**What you are asked to do**
Note how many lines hold the string "Daily" and give that number without any other words.

--- Begin ---

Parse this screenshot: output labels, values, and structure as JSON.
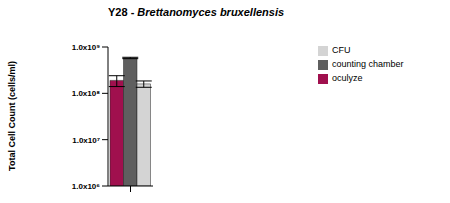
{
  "chart_data": {
    "type": "bar",
    "title": "Y28 - Brettanomyces bruxellensis",
    "y_label": "Total Cell Count (cells/ml)",
    "categories": [
      null
    ],
    "series": [
      {
        "name": "oculyze",
        "color": "#a0104e",
        "values": [
          190000000
        ],
        "errors": [
          50000000
        ]
      },
      {
        "name": "counting chamber",
        "color": "#5f5f5f",
        "values": [
          580000000
        ],
        "errors": [
          20000000
        ]
      },
      {
        "name": "CFU",
        "color": "#d4d4d4",
        "values": [
          160000000
        ],
        "errors": [
          25000000
        ]
      }
    ],
    "log": "y",
    "ylim": [
      1000000,
      1000000000
    ],
    "yticks": [
      {
        "value": 1000000,
        "label": "1.0x10⁶"
      },
      {
        "value": 10000000,
        "label": "1.0x10⁷"
      },
      {
        "value": 100000000,
        "label": "1.0x10⁸"
      },
      {
        "value": 1000000000,
        "label": "1.0x10⁹"
      }
    ],
    "legend": "upper right",
    "grid": false
  }
}
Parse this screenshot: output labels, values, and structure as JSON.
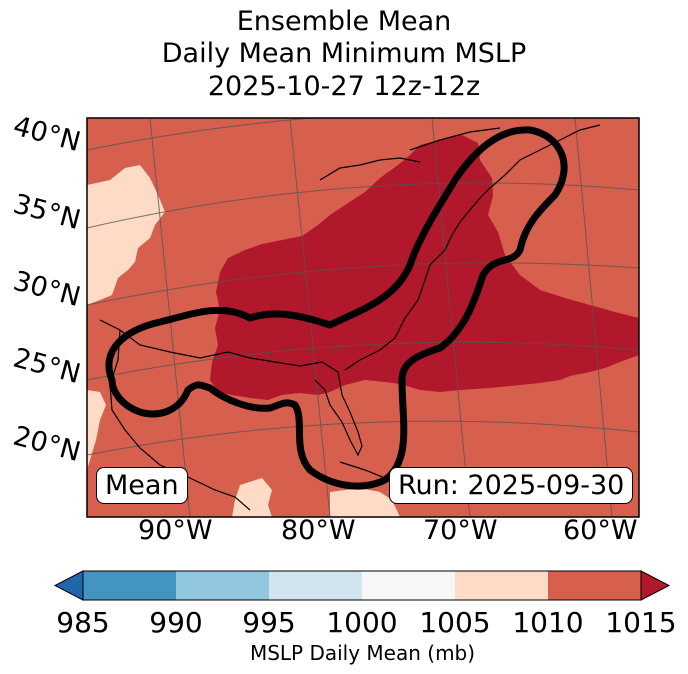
{
  "title": {
    "line1": "Ensemble Mean",
    "line2": "Daily Mean Minimum MSLP",
    "line3": "2025-10-27 12z-12z"
  },
  "map": {
    "lat_labels": [
      "40°N",
      "35°N",
      "30°N",
      "25°N",
      "20°N"
    ],
    "lon_labels": [
      "90°W",
      "80°W",
      "70°W",
      "60°W"
    ],
    "mean_label": "Mean",
    "run_label": "Run: 2025-09-30"
  },
  "colorbar": {
    "ticks": [
      "985",
      "990",
      "995",
      "1000",
      "1005",
      "1010",
      "1015"
    ],
    "colors": [
      "#2166ac",
      "#4393c3",
      "#92c5de",
      "#d1e5f0",
      "#f7f7f7",
      "#fddbc7",
      "#d6604d",
      "#b2182b"
    ],
    "label": "MSLP Daily Mean (mb)"
  }
}
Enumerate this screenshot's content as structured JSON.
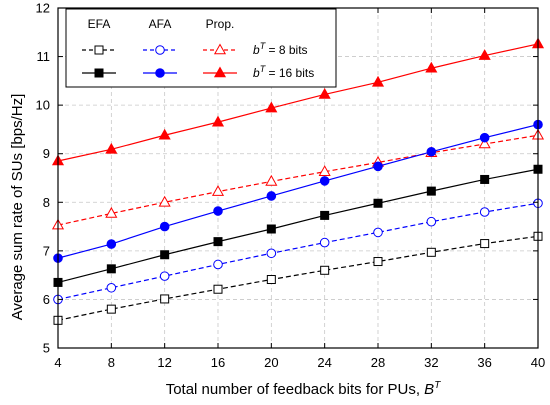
{
  "chart_data": {
    "type": "line",
    "title": "",
    "xlabel": "Total number of feedback bits for PUs, ",
    "xlabel_symbol": "B",
    "xlabel_sup": "T",
    "ylabel": "Average sum rate of SUs [bps/Hz]",
    "xlim": [
      4,
      40
    ],
    "ylim": [
      5,
      12
    ],
    "x_ticks": [
      "4",
      "8",
      "12",
      "16",
      "20",
      "24",
      "28",
      "32",
      "36",
      "40"
    ],
    "y_ticks": [
      "5",
      "6",
      "7",
      "8",
      "9",
      "10",
      "11",
      "12"
    ],
    "grid": true,
    "legend_position": "top-left",
    "legend": {
      "col_headers": [
        "EFA",
        "AFA",
        "Prop."
      ],
      "rows": [
        {
          "sym": "b",
          "sup": "T",
          "rest": " = 8 bits"
        },
        {
          "sym": "b",
          "sup": "T",
          "rest": " = 16 bits"
        }
      ]
    },
    "x": [
      4,
      8,
      12,
      16,
      20,
      24,
      28,
      32,
      36,
      40
    ],
    "series": [
      {
        "scheme": "EFA",
        "bits": "8",
        "color": "#000000",
        "dashed": true,
        "marker": "square",
        "filled": false,
        "values": [
          5.57,
          5.8,
          6.01,
          6.21,
          6.41,
          6.6,
          6.78,
          6.97,
          7.15,
          7.3
        ]
      },
      {
        "scheme": "AFA",
        "bits": "8",
        "color": "#0000ff",
        "dashed": true,
        "marker": "circle",
        "filled": false,
        "values": [
          6.0,
          6.24,
          6.48,
          6.72,
          6.95,
          7.17,
          7.38,
          7.6,
          7.8,
          7.98
        ]
      },
      {
        "scheme": "Prop.",
        "bits": "8",
        "color": "#ff0000",
        "dashed": true,
        "marker": "triangle",
        "filled": false,
        "values": [
          7.53,
          7.77,
          8.0,
          8.22,
          8.43,
          8.63,
          8.82,
          9.02,
          9.2,
          9.38
        ]
      },
      {
        "scheme": "EFA",
        "bits": "16",
        "color": "#000000",
        "dashed": false,
        "marker": "square",
        "filled": true,
        "values": [
          6.35,
          6.63,
          6.92,
          7.19,
          7.45,
          7.73,
          7.98,
          8.23,
          8.47,
          8.68
        ]
      },
      {
        "scheme": "AFA",
        "bits": "16",
        "color": "#0000ff",
        "dashed": false,
        "marker": "circle",
        "filled": true,
        "values": [
          6.85,
          7.14,
          7.5,
          7.82,
          8.13,
          8.44,
          8.74,
          9.04,
          9.33,
          9.6
        ]
      },
      {
        "scheme": "Prop.",
        "bits": "16",
        "color": "#ff0000",
        "dashed": false,
        "marker": "triangle",
        "filled": true,
        "values": [
          8.85,
          9.09,
          9.38,
          9.65,
          9.94,
          10.22,
          10.47,
          10.76,
          11.02,
          11.26
        ]
      }
    ]
  }
}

--- End ---

**The response**
2